EXERCISE |
Retype the records that come next, word for word.

[Start]

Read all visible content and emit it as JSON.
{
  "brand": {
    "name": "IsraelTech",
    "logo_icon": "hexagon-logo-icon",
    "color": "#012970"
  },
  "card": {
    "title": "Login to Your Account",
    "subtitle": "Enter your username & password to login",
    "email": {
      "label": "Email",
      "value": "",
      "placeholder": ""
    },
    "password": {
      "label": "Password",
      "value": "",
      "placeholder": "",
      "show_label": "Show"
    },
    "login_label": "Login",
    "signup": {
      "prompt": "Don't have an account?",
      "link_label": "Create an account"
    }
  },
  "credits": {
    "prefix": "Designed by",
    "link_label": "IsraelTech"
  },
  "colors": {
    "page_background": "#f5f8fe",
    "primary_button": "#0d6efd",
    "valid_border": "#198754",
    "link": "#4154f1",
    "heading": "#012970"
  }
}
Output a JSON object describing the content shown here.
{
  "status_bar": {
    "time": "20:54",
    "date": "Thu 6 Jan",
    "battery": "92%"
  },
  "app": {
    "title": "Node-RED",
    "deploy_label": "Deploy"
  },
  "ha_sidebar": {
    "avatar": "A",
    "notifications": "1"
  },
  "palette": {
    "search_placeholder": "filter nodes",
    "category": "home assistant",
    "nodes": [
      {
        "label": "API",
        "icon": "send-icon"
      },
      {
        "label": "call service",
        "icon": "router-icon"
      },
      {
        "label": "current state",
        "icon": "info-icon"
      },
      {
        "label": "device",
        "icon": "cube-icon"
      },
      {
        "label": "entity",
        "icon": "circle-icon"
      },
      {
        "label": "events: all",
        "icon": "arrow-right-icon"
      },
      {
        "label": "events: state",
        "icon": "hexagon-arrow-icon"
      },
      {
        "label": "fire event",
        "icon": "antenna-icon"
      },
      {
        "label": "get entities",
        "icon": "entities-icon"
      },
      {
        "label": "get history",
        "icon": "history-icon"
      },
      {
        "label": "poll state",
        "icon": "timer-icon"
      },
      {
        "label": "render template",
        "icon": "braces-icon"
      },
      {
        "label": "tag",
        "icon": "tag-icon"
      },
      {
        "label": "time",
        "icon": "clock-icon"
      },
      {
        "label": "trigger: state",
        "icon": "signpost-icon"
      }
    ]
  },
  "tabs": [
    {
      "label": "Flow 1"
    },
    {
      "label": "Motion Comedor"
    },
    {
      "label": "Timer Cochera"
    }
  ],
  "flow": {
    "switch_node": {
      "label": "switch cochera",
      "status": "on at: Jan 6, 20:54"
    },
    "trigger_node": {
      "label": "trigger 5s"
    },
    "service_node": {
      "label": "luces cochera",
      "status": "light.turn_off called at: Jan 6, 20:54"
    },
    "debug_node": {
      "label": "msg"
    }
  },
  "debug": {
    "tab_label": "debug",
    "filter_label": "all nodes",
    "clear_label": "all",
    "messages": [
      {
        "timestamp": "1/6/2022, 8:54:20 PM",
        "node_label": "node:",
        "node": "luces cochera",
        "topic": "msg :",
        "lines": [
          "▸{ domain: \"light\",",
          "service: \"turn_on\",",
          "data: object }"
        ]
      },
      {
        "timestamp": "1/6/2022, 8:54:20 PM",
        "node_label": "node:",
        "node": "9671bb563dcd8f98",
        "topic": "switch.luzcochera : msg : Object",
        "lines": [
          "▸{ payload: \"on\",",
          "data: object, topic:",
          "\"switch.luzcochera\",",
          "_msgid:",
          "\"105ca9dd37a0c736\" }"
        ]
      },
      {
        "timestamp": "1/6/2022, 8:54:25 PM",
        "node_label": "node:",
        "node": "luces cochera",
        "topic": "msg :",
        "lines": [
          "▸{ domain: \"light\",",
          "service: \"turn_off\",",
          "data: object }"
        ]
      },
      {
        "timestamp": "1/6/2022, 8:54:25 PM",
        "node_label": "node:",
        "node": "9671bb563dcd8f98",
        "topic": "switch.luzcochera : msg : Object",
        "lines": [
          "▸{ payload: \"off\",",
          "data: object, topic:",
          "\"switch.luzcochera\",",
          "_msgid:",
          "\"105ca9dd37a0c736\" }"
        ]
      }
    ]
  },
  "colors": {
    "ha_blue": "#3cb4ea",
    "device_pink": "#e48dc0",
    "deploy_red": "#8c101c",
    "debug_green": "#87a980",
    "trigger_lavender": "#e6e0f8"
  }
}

[End]

TASK RESULT |
Read all visible content and emit it as JSON.
{
  "brand": {
    "name": "IsraelTech",
    "logo_icon": "hexagon-logo-icon",
    "color": "#012970"
  },
  "card": {
    "title": "Login to Your Account",
    "subtitle": "Enter your username & password to login",
    "email": {
      "label": "Email",
      "value": "",
      "placeholder": ""
    },
    "password": {
      "label": "Password",
      "value": "",
      "placeholder": "",
      "show_label": "Show"
    },
    "login_label": "Login",
    "signup": {
      "prompt": "Don't have an account?",
      "link_label": "Create an account"
    }
  },
  "credits": {
    "prefix": "Designed by",
    "link_label": "IsraelTech"
  },
  "colors": {
    "page_background": "#f5f8fe",
    "primary_button": "#0d6efd",
    "valid_border": "#198754",
    "link": "#4154f1",
    "heading": "#012970"
  }
}
Output a JSON object describing the content shown here.
{
  "status_bar": {
    "time": "20:54",
    "date": "Thu 6 Jan",
    "battery": "92%"
  },
  "app": {
    "title": "Node-RED",
    "deploy_label": "Deploy"
  },
  "ha_sidebar": {
    "avatar": "A",
    "notifications": "1"
  },
  "palette": {
    "search_placeholder": "filter nodes",
    "category": "home assistant",
    "nodes": [
      {
        "label": "API",
        "icon": "send-icon"
      },
      {
        "label": "call service",
        "icon": "router-icon"
      },
      {
        "label": "current state",
        "icon": "info-icon"
      },
      {
        "label": "device",
        "icon": "cube-icon"
      },
      {
        "label": "entity",
        "icon": "circle-icon"
      },
      {
        "label": "events: all",
        "icon": "arrow-right-icon"
      },
      {
        "label": "events: state",
        "icon": "hexagon-arrow-icon"
      },
      {
        "label": "fire event",
        "icon": "antenna-icon"
      },
      {
        "label": "get entities",
        "icon": "entities-icon"
      },
      {
        "label": "get history",
        "icon": "history-icon"
      },
      {
        "label": "poll state",
        "icon": "timer-icon"
      },
      {
        "label": "render template",
        "icon": "braces-icon"
      },
      {
        "label": "tag",
        "icon": "tag-icon"
      },
      {
        "label": "time",
        "icon": "clock-icon"
      },
      {
        "label": "trigger: state",
        "icon": "signpost-icon"
      }
    ]
  },
  "tabs": [
    {
      "label": "Flow 1"
    },
    {
      "label": "Motion Comedor"
    },
    {
      "label": "Timer Cochera"
    }
  ],
  "flow": {
    "switch_node": {
      "label": "switch cochera",
      "status": "on at: Jan 6, 20:54"
    },
    "trigger_node": {
      "label": "trigger 5s"
    },
    "service_node": {
      "label": "luces cochera",
      "status": "light.turn_off called at: Jan 6, 20:54"
    },
    "debug_node": {
      "label": "msg"
    }
  },
  "debug": {
    "tab_label": "debug",
    "filter_label": "all nodes",
    "clear_label": "all",
    "messages": [
      {
        "timestamp": "1/6/2022, 8:54:20 PM",
        "node_label": "node:",
        "node": "luces cochera",
        "topic": "msg :",
        "lines": [
          "▸{ domain: \"light\",",
          "service: \"turn_on\",",
          "data: object }"
        ]
      },
      {
        "timestamp": "1/6/2022, 8:54:20 PM",
        "node_label": "node:",
        "node": "9671bb563dcd8f98",
        "topic": "switch.luzcochera : msg : Object",
        "lines": [
          "▸{ payload: \"on\",",
          "data: object, topic:",
          "\"switch.luzcochera\",",
          "_msgid:",
          "\"105ca9dd37a0c736\" }"
        ]
      },
      {
        "timestamp": "1/6/2022, 8:54:25 PM",
        "node_label": "node:",
        "node": "luces cochera",
        "topic": "msg :",
        "lines": [
          "▸{ domain: \"light\",",
          "service: \"turn_off\",",
          "data: object }"
        ]
      },
      {
        "timestamp": "1/6/2022, 8:54:25 PM",
        "node_label": "node:",
        "node": "9671bb563dcd8f98",
        "topic": "switch.luzcochera : msg : Object",
        "lines": [
          "▸{ payload: \"off\",",
          "data: object, topic:",
          "\"switch.luzcochera\",",
          "_msgid:",
          "\"105ca9dd37a0c736\" }"
        ]
      }
    ]
  },
  "colors": {
    "ha_blue": "#3cb4ea",
    "device_pink": "#e48dc0",
    "deploy_red": "#8c101c",
    "debug_green": "#87a980",
    "trigger_lavender": "#e6e0f8"
  }
}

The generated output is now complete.